#### [STATED GOAL]
Identify and pull out each line of the entries in which "fcio" occurs.

— START MATERIAL FOR THIS EXERCISE —

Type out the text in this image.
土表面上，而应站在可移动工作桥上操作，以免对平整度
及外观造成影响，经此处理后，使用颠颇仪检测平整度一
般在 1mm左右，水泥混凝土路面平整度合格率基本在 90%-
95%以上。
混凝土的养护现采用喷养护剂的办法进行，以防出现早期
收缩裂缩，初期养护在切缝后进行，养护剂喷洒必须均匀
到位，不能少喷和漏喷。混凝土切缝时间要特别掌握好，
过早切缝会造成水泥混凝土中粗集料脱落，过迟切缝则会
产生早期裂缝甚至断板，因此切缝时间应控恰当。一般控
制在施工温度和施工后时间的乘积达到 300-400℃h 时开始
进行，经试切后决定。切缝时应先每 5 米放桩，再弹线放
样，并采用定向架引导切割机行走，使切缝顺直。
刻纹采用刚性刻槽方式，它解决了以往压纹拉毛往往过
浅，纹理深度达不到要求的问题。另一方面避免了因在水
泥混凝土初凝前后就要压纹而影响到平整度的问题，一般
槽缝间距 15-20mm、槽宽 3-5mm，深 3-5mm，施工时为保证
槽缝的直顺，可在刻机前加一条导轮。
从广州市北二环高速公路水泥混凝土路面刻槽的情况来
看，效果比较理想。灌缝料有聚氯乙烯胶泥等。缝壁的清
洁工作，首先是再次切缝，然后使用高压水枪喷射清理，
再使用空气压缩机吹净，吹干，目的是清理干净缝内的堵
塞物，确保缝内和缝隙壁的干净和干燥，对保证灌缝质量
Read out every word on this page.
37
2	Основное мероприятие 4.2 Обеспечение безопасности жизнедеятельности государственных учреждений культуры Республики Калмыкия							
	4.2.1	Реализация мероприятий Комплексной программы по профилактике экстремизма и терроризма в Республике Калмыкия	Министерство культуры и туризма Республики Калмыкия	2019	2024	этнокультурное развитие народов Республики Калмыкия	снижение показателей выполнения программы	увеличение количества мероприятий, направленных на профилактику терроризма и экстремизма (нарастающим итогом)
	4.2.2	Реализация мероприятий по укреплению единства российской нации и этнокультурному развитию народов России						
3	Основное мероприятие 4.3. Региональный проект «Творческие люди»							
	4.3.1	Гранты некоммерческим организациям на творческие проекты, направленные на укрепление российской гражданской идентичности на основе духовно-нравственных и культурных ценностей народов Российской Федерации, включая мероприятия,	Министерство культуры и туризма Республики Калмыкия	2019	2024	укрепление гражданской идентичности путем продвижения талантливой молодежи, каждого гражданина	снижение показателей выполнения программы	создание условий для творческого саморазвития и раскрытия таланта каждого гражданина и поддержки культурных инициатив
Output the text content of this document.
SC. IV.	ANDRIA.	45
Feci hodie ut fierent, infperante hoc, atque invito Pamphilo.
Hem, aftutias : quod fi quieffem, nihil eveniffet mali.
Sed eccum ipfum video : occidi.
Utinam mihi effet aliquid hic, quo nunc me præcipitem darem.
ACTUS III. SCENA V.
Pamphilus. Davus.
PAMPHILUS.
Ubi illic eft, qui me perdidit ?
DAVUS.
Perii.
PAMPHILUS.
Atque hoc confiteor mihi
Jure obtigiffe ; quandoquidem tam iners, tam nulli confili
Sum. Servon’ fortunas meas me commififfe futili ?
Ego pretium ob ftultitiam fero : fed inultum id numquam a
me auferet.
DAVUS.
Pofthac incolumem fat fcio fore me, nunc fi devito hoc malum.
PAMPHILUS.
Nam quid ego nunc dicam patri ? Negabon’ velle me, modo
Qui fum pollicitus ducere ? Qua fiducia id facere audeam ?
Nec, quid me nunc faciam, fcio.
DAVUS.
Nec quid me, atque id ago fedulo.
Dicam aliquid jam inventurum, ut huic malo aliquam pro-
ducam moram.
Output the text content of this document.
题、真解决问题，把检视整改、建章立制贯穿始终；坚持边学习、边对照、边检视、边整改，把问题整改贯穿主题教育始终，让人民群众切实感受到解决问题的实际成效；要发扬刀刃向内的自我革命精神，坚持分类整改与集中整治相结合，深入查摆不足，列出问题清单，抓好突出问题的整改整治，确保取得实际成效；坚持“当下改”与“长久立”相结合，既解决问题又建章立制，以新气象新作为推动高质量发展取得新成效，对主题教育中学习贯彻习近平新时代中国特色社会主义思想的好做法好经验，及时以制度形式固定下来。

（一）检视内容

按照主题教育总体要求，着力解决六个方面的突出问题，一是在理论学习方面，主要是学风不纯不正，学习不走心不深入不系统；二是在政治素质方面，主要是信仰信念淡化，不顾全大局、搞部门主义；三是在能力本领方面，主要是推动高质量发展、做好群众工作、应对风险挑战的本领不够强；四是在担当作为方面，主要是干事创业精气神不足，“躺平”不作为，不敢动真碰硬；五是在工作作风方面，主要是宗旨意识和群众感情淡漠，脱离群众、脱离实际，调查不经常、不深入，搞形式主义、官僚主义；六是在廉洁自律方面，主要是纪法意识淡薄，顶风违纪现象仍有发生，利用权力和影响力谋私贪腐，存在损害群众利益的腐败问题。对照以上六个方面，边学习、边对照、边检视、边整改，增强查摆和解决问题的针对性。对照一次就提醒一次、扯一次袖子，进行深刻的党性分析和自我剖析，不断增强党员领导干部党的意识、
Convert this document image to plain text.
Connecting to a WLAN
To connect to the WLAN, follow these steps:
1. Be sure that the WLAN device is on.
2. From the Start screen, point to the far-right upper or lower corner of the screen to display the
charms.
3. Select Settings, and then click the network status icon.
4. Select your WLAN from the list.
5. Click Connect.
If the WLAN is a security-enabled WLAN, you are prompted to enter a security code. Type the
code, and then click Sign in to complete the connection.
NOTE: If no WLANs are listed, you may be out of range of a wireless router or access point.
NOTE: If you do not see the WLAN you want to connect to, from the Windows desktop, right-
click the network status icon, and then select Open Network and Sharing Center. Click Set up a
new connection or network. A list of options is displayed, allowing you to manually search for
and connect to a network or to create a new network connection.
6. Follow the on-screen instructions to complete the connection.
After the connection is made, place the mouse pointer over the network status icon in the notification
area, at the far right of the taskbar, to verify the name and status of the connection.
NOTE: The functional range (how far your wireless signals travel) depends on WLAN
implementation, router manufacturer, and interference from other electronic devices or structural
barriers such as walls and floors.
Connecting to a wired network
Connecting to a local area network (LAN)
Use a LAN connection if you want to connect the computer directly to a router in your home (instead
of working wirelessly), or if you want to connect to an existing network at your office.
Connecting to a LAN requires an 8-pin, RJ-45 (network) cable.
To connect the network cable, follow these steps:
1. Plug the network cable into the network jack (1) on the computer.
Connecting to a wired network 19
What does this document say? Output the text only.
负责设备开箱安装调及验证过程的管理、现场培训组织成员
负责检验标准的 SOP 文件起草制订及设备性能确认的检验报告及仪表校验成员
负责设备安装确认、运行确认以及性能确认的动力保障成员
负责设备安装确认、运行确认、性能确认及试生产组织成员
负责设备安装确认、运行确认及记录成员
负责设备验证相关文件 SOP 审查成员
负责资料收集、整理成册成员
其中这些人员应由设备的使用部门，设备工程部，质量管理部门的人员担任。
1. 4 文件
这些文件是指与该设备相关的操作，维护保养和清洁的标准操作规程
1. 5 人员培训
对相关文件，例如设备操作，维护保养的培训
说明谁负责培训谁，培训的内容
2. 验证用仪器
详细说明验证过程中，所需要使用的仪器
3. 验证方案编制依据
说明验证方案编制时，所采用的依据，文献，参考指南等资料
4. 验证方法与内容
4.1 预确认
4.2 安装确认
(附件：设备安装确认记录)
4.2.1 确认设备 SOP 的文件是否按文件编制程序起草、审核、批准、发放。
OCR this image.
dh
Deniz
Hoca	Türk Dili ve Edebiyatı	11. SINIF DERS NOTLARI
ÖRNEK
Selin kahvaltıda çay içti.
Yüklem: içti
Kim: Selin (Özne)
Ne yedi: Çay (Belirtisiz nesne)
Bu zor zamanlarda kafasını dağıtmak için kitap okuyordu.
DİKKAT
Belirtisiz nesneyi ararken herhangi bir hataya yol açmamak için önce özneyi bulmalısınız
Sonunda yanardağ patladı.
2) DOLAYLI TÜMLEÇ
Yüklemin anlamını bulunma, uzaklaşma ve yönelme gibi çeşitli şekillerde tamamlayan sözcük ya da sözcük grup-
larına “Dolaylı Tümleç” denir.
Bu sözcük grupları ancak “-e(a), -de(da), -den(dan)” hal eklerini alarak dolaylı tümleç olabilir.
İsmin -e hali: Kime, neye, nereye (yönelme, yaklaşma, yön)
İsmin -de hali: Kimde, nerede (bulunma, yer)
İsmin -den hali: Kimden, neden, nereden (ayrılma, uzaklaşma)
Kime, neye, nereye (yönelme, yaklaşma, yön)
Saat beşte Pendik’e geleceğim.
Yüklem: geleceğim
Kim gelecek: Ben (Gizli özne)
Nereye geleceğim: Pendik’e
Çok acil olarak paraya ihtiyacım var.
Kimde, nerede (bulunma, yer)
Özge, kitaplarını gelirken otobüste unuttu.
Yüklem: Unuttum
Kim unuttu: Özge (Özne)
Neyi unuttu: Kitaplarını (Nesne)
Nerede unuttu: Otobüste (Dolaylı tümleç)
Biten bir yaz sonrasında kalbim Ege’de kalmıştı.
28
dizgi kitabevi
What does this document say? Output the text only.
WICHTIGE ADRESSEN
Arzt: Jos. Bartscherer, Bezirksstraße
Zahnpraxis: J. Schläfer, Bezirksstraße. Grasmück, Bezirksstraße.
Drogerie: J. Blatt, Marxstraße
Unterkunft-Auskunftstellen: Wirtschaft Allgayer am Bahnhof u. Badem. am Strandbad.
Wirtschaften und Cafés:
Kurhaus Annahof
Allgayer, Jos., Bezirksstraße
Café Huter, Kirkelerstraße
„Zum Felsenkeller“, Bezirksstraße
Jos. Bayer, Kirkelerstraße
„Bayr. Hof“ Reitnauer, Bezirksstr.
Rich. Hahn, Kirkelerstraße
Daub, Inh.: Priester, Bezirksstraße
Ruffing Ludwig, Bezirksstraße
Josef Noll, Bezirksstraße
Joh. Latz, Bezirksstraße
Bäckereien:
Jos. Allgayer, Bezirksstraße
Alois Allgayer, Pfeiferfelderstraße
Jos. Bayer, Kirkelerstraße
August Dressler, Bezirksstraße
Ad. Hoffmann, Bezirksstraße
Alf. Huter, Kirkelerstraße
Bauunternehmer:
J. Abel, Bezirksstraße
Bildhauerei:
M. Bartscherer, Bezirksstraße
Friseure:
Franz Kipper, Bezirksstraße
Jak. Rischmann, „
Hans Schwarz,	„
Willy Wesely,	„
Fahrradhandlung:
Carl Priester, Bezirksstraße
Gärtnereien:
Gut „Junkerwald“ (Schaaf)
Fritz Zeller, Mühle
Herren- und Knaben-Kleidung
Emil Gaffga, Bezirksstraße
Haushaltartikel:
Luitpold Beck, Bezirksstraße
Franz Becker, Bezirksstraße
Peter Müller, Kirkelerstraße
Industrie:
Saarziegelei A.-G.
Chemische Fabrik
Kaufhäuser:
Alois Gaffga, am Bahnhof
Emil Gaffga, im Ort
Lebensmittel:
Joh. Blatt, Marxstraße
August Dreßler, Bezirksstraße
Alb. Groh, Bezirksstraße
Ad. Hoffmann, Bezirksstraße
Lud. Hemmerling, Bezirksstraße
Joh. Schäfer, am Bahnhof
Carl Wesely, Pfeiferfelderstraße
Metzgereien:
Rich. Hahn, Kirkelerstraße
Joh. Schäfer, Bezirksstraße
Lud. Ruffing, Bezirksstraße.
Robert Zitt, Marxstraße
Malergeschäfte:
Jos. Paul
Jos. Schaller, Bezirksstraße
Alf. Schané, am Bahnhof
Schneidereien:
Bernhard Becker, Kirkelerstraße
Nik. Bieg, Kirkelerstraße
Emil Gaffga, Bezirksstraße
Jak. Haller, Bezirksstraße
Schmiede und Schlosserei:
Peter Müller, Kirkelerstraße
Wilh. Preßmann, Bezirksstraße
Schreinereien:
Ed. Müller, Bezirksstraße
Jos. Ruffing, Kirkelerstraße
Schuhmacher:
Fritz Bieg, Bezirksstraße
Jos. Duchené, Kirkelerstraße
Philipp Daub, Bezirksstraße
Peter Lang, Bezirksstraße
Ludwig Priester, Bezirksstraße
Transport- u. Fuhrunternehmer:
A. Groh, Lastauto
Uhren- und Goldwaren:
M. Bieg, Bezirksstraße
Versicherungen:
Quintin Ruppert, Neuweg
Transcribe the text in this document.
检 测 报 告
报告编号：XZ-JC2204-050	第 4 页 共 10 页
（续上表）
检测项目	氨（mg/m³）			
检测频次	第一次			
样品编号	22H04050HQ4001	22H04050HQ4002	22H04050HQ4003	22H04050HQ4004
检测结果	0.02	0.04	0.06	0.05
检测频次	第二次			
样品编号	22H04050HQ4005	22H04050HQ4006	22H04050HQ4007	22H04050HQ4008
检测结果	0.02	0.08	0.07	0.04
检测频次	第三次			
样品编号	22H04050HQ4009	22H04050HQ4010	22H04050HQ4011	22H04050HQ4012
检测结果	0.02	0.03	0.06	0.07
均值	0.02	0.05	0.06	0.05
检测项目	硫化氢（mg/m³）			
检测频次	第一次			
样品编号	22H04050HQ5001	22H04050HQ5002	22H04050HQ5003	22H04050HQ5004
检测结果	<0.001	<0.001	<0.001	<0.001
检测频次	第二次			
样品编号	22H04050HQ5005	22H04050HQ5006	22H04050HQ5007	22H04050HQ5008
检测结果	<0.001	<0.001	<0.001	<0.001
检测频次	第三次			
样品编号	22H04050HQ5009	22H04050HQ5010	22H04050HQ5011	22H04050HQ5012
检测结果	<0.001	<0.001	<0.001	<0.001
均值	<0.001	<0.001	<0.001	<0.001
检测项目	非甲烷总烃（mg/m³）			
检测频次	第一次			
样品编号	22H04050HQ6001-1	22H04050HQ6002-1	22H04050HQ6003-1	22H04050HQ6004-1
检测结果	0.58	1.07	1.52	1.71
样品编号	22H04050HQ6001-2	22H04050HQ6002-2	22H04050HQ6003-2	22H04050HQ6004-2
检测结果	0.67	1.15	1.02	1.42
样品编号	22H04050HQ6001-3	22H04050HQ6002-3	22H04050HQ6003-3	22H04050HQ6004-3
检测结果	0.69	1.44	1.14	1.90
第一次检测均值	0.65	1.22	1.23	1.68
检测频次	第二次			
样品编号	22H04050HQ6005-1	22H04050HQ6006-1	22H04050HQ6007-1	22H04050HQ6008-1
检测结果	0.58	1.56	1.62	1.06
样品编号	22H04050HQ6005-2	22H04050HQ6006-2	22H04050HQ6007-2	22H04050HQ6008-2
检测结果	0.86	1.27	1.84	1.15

— END MATERIAL FOR THIS EXERCISE —

#### [FULL RESPONSE]
Pofthac incolumem fat fcio fore me, nunc fi devito hoc malum.
Nec, quid me nunc faciam, fcio.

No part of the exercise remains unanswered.